## Task to complete
Transcribe all of the material exactly, except for its pictures.

(Saved entries)
....................

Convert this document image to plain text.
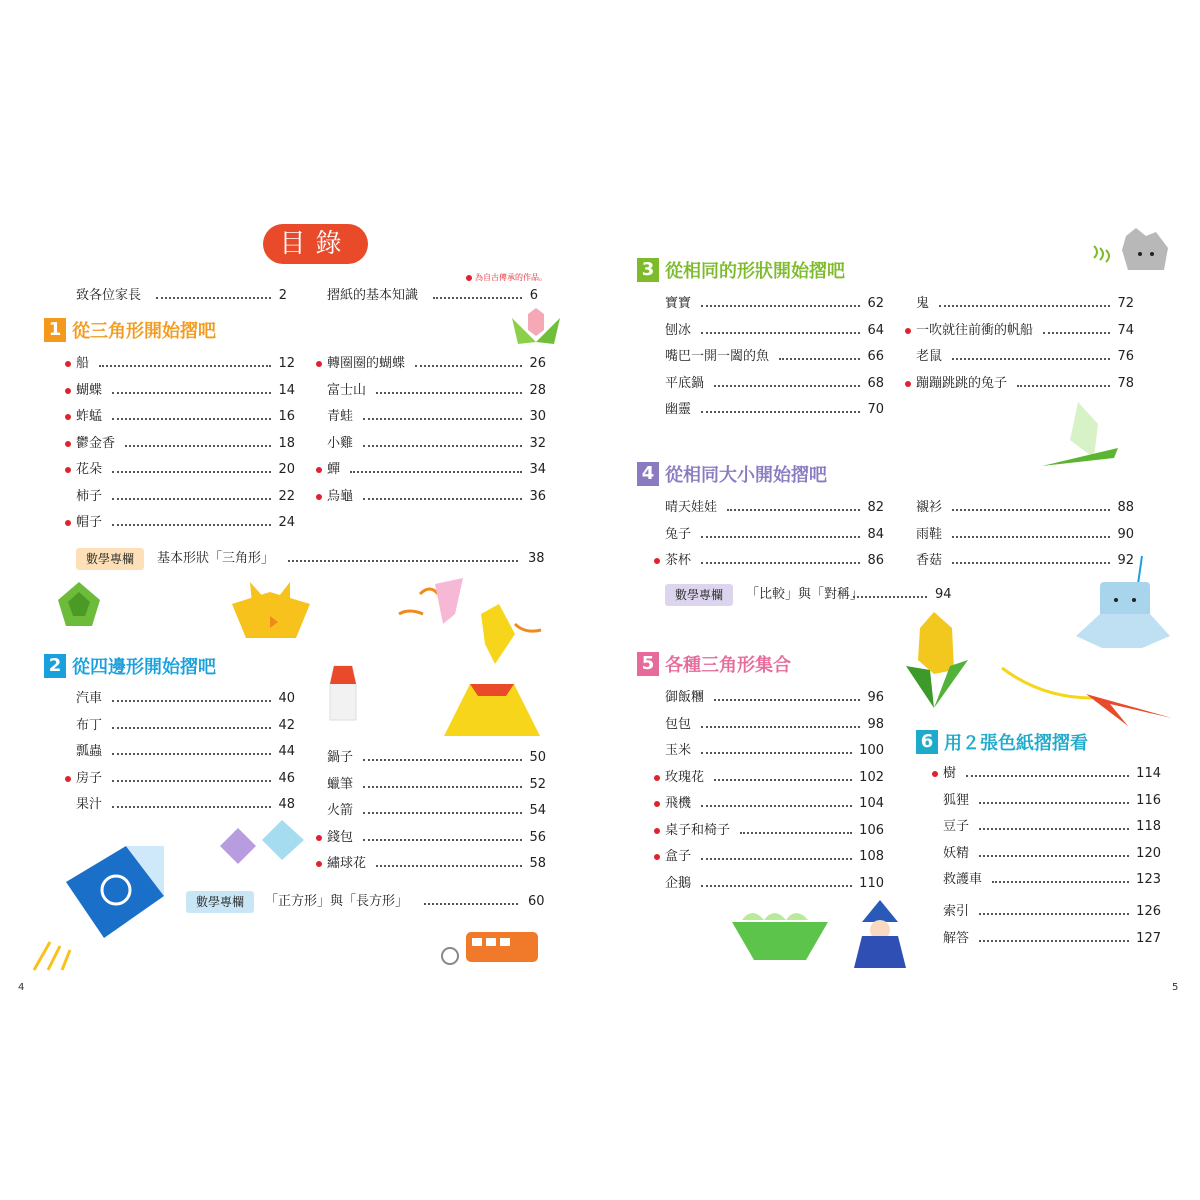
目錄
為自古傳承的作品。
致各位家長	2	摺紙的基本知識	6
1 從三角形開始摺吧
船	12
蝴蝶	14
蚱蜢	16
鬱金香	18
花朵	20
柿子	22
帽子	24
轉圈圈的蝴蝶	26
富士山	28
青蛙	30
小雞	32
蟬	34
烏龜	36
數學專欄	基本形狀「三角形」	38
2 從四邊形開始摺吧
汽車	40
布丁	42
瓢蟲	44
房子	46
果汁	48
鍋子	50
蠟筆	52
火箭	54
錢包	56
繡球花	58
數學專欄	「正方形」與「長方形」	60
4
3 從相同的形狀開始摺吧
寶寶	62
刨冰	64
嘴巴一開一闔的魚	66
平底鍋	68
幽靈	70
鬼	72
一吹就往前衝的帆船	74
老鼠	76
蹦蹦跳跳的兔子	78
4 從相同大小開始摺吧
晴天娃娃	82
兔子	84
茶杯	86
襯衫	88
雨鞋	90
香菇	92
數學專欄	「比較」與「對稱」	94
5 各種三角形集合
御飯糰	96
包包	98
玉米	100
玫瑰花	102
飛機	104
桌子和椅子	106
盒子	108
企鵝	110
6 用２張色紙摺摺看
樹	114
狐狸	116
豆子	118
妖精	120
救護車	123
索引	126
解答	127
5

....................

## Finished task
Convert this document image to plain text.
目錄
為自古傳承的作品。
致各位家長	2	摺紙的基本知識	6
1 從三角形開始摺吧
船	12
蝴蝶	14
蚱蜢	16
鬱金香	18
花朵	20
柿子	22
帽子	24
轉圈圈的蝴蝶	26
富士山	28
青蛙	30
小雞	32
蟬	34
烏龜	36
數學專欄	基本形狀「三角形」	38
2 從四邊形開始摺吧
汽車	40
布丁	42
瓢蟲	44
房子	46
果汁	48
鍋子	50
蠟筆	52
火箭	54
錢包	56
繡球花	58
數學專欄	「正方形」與「長方形」	60
4
3 從相同的形狀開始摺吧
寶寶	62
刨冰	64
嘴巴一開一闔的魚	66
平底鍋	68
幽靈	70
鬼	72
一吹就往前衝的帆船	74
老鼠	76
蹦蹦跳跳的兔子	78
4 從相同大小開始摺吧
晴天娃娃	82
兔子	84
茶杯	86
襯衫	88
雨鞋	90
香菇	92
數學專欄	「比較」與「對稱」	94
5 各種三角形集合
御飯糰	96
包包	98
玉米	100
玫瑰花	102
飛機	104
桌子和椅子	106
盒子	108
企鵝	110
6 用２張色紙摺摺看
樹	114
狐狸	116
豆子	118
妖精	120
救護車	123
索引	126
解答	127
5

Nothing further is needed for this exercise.